» **PROBLEM TO SOLVE**
Which lines in the material below contain the word "style"? Copy each of them.
***
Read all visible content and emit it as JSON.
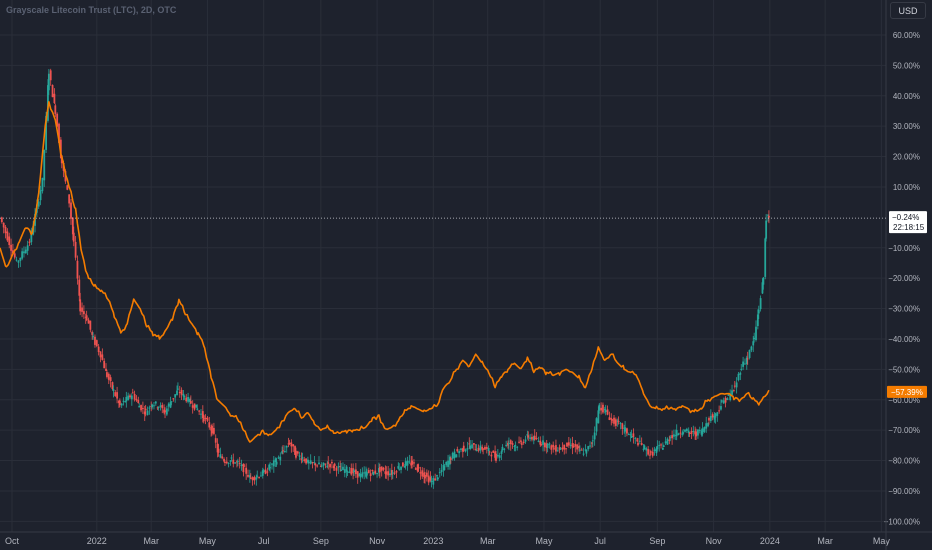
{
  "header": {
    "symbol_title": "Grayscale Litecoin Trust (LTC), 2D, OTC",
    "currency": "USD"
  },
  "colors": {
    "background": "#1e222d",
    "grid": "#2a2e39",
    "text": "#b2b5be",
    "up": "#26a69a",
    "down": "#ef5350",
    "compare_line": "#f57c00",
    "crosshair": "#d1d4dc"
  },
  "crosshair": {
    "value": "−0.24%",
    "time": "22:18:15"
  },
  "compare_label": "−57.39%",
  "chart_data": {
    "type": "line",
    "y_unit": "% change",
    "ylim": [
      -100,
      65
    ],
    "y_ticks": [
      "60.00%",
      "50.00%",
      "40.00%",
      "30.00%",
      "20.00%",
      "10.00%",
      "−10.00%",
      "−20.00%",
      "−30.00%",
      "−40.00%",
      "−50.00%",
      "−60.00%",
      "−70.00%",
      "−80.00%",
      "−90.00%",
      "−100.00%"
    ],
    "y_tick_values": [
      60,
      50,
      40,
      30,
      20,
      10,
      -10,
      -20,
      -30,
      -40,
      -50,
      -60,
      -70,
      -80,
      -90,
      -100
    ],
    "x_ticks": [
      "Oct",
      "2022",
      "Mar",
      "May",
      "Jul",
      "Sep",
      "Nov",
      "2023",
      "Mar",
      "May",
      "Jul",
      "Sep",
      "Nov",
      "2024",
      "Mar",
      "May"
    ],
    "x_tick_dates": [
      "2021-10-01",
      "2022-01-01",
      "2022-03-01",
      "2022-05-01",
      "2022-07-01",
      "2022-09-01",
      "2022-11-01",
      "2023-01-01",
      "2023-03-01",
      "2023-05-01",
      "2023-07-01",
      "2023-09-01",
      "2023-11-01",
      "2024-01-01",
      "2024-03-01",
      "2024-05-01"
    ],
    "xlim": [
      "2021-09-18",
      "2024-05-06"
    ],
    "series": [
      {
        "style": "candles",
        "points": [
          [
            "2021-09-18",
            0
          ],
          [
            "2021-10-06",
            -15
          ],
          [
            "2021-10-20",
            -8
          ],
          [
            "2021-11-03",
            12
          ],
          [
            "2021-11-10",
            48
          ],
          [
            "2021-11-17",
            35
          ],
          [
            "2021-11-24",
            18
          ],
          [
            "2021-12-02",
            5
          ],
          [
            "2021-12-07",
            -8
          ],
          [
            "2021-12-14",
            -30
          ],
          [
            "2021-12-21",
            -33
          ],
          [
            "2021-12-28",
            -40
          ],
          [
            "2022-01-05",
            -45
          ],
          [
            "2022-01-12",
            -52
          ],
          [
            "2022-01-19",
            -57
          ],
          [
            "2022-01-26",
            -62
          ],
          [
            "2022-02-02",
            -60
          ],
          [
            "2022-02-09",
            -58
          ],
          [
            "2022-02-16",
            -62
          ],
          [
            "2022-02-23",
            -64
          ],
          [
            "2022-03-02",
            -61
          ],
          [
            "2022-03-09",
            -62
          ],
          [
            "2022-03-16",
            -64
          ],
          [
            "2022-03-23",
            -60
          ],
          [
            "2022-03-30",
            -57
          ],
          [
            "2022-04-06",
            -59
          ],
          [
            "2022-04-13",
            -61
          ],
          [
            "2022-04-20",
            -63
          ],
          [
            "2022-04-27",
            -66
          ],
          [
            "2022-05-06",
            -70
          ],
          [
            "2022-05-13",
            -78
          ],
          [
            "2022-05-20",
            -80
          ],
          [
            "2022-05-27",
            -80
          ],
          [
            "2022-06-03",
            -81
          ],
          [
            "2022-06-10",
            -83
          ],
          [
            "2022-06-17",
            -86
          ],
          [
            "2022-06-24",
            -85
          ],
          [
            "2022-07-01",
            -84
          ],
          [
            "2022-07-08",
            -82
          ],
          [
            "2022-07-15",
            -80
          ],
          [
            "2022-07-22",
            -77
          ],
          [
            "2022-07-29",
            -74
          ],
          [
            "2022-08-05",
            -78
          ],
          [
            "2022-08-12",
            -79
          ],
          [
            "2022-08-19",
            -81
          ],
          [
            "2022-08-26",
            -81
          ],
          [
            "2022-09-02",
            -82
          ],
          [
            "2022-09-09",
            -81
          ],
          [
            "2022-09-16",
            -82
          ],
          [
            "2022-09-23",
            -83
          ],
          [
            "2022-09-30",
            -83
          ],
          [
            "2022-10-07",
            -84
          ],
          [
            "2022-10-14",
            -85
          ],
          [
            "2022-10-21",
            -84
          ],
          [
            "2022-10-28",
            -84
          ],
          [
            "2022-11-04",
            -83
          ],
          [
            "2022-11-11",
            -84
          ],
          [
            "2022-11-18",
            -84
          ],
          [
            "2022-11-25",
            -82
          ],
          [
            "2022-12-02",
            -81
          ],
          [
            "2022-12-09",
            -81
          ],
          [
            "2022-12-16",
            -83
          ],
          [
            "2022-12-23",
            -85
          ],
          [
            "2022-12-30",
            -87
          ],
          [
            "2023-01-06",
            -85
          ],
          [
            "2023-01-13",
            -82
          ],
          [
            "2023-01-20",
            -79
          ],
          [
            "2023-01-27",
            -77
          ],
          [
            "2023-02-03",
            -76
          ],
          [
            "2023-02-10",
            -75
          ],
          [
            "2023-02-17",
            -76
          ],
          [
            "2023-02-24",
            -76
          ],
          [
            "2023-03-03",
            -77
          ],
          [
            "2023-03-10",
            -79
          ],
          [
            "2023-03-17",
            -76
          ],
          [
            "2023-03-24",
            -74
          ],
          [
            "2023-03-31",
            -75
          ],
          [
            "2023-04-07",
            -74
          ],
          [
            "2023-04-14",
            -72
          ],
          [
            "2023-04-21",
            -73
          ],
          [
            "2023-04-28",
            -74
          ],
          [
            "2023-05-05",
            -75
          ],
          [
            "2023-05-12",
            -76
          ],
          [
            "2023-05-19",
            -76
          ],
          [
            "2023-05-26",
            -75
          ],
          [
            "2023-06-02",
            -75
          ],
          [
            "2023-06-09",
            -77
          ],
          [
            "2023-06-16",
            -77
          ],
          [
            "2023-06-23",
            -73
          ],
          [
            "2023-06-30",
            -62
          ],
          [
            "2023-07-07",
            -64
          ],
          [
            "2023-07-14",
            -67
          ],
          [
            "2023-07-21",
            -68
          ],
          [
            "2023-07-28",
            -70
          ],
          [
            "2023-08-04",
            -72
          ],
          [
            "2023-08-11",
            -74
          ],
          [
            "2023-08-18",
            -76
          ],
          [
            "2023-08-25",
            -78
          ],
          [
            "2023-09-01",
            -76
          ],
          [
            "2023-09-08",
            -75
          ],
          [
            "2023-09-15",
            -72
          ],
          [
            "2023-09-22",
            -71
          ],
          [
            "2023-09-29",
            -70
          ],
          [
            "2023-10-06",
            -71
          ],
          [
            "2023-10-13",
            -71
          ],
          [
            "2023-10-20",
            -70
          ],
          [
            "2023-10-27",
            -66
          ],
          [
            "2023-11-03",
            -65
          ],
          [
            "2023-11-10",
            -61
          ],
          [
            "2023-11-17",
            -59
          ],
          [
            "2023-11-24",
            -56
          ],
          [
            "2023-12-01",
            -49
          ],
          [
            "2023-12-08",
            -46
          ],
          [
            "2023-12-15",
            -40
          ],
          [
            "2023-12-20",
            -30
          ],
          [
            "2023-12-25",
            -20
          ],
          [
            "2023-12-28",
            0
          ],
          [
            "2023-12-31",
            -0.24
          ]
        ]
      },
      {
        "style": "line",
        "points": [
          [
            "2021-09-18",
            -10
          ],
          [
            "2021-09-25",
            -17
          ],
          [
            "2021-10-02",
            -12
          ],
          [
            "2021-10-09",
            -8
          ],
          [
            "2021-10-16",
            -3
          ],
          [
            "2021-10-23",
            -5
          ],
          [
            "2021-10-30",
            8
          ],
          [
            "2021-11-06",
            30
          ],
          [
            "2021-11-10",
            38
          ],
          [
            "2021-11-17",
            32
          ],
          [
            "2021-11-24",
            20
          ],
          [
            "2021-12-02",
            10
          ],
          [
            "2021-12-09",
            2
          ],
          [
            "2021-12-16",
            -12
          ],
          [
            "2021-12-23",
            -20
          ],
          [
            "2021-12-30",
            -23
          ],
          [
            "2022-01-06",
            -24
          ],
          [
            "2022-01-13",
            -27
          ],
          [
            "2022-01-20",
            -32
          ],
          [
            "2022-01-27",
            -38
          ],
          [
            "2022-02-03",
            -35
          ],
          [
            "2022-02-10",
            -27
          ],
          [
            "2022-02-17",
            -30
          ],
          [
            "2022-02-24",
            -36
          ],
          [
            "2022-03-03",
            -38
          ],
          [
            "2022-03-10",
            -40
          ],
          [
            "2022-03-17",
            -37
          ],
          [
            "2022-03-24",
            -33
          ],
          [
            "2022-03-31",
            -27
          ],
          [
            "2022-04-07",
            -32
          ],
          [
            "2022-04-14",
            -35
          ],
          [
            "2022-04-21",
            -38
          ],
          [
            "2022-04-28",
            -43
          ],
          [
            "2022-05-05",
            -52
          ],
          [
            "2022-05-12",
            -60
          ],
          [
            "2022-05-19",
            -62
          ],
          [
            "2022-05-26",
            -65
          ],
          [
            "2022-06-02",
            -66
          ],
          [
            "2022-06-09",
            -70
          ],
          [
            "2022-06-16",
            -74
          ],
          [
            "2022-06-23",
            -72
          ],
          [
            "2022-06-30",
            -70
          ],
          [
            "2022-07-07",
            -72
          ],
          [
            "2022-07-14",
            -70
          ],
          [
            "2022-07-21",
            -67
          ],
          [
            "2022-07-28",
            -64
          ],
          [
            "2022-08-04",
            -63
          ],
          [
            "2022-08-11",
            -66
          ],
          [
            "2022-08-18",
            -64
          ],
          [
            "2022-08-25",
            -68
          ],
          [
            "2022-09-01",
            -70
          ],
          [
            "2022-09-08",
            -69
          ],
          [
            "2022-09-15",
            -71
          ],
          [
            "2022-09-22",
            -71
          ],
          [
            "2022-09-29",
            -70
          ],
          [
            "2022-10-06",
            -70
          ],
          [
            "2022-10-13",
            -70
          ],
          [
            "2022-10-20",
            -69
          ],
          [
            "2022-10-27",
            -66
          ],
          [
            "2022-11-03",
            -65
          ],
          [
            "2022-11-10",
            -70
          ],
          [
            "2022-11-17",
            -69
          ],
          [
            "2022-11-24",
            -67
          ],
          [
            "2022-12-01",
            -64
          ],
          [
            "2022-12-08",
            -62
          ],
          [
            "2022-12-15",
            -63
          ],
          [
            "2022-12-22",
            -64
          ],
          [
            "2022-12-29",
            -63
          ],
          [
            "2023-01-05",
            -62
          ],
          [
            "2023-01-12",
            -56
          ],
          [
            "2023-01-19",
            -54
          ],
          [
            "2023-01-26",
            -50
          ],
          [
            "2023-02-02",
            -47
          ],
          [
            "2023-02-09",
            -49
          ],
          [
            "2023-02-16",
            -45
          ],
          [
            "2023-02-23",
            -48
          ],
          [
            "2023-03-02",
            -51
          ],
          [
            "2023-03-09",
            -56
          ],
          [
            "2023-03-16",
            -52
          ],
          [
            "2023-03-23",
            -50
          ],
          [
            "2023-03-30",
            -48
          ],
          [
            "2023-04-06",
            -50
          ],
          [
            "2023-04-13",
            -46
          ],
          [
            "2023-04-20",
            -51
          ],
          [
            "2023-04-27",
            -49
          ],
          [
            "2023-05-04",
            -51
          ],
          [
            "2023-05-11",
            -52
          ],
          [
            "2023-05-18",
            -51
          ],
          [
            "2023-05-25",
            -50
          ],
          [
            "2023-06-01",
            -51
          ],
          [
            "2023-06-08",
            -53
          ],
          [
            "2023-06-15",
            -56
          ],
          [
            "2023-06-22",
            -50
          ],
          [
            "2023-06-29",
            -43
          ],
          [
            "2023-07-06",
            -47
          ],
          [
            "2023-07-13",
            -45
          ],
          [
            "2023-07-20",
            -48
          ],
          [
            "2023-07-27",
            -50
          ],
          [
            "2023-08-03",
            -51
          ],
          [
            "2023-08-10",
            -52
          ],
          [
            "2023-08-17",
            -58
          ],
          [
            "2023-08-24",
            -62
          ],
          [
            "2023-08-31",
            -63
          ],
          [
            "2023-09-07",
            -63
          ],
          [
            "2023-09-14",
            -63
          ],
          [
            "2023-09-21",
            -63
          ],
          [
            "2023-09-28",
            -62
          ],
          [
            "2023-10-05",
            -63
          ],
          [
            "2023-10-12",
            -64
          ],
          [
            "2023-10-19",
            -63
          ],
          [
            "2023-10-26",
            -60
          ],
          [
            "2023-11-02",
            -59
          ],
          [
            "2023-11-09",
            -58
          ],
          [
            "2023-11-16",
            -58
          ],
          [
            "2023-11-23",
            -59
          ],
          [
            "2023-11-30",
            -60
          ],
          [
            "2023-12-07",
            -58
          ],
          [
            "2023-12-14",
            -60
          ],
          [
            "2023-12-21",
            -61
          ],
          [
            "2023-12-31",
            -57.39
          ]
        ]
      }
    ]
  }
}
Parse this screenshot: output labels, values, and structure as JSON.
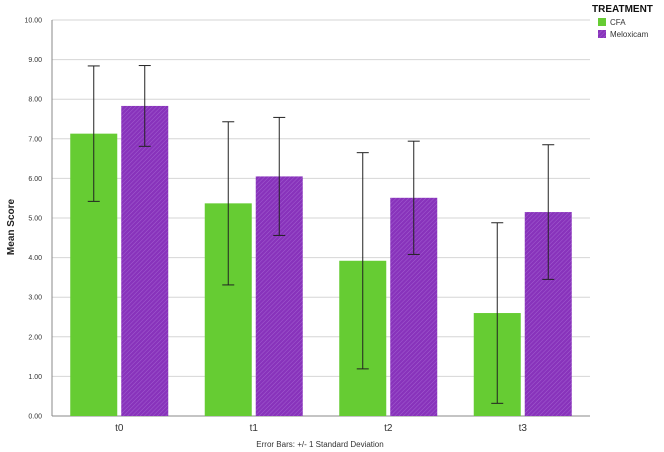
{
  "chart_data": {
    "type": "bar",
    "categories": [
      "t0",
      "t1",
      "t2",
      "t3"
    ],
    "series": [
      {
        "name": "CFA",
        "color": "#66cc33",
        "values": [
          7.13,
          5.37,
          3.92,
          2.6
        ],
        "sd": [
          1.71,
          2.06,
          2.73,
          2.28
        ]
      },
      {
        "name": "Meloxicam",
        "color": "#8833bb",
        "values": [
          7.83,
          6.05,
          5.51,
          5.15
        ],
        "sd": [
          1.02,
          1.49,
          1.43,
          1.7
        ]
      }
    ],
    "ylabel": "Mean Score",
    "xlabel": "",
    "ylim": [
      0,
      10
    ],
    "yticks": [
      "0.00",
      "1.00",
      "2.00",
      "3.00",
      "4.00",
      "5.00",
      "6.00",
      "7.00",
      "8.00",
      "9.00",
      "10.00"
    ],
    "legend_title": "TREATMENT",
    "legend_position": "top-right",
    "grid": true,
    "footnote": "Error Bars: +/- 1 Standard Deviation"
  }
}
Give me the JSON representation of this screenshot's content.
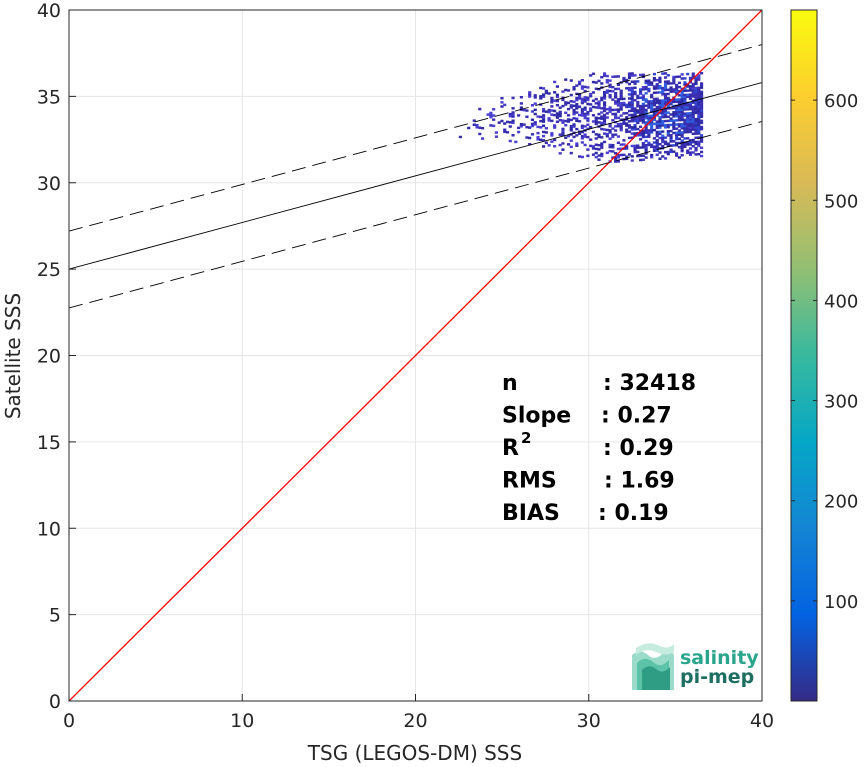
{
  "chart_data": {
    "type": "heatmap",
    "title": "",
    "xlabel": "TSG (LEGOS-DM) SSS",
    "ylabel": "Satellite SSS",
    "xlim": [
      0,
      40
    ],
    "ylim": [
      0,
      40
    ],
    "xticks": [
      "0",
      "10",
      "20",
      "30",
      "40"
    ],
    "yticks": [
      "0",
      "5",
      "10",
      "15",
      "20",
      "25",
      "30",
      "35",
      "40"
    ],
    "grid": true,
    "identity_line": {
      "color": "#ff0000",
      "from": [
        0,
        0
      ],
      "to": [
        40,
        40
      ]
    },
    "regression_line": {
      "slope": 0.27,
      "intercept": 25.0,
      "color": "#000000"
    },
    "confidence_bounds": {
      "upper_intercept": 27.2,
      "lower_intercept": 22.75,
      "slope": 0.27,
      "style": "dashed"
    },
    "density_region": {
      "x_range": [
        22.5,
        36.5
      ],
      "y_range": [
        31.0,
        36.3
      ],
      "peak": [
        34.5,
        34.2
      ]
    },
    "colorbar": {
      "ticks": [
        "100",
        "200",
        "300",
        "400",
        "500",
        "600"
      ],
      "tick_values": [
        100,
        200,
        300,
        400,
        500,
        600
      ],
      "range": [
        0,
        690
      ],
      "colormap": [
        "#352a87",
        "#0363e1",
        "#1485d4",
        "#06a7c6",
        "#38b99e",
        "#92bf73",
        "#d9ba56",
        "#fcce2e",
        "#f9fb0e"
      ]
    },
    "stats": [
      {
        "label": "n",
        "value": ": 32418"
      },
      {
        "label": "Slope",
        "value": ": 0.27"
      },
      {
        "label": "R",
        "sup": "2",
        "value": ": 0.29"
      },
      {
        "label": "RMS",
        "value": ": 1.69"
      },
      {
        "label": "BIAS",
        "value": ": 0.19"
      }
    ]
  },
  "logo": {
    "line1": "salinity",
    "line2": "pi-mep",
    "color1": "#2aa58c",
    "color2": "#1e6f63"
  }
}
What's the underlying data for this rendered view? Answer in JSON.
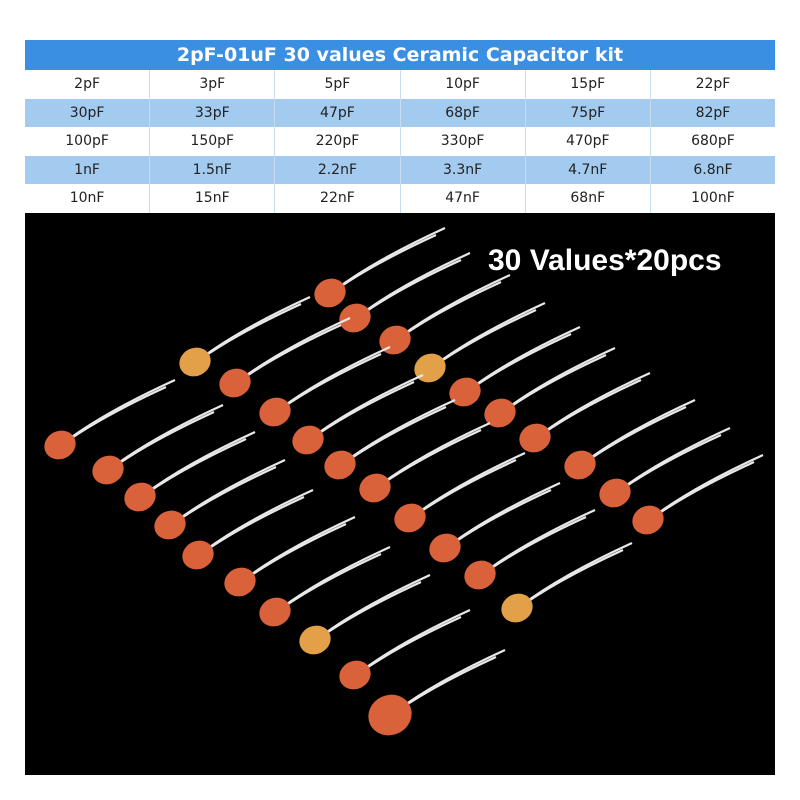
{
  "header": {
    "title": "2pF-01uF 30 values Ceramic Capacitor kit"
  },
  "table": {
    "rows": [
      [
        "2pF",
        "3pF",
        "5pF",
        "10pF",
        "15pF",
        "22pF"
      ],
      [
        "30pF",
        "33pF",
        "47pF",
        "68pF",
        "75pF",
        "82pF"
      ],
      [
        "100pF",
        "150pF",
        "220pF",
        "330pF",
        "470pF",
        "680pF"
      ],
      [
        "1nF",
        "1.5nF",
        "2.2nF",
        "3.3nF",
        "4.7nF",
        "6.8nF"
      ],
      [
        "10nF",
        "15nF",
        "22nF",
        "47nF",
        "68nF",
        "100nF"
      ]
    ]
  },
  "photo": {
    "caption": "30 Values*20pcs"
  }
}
***
» **ANSWER IN FULL**
        "style": "candles",
        "style": "line",
      "style": "dashed"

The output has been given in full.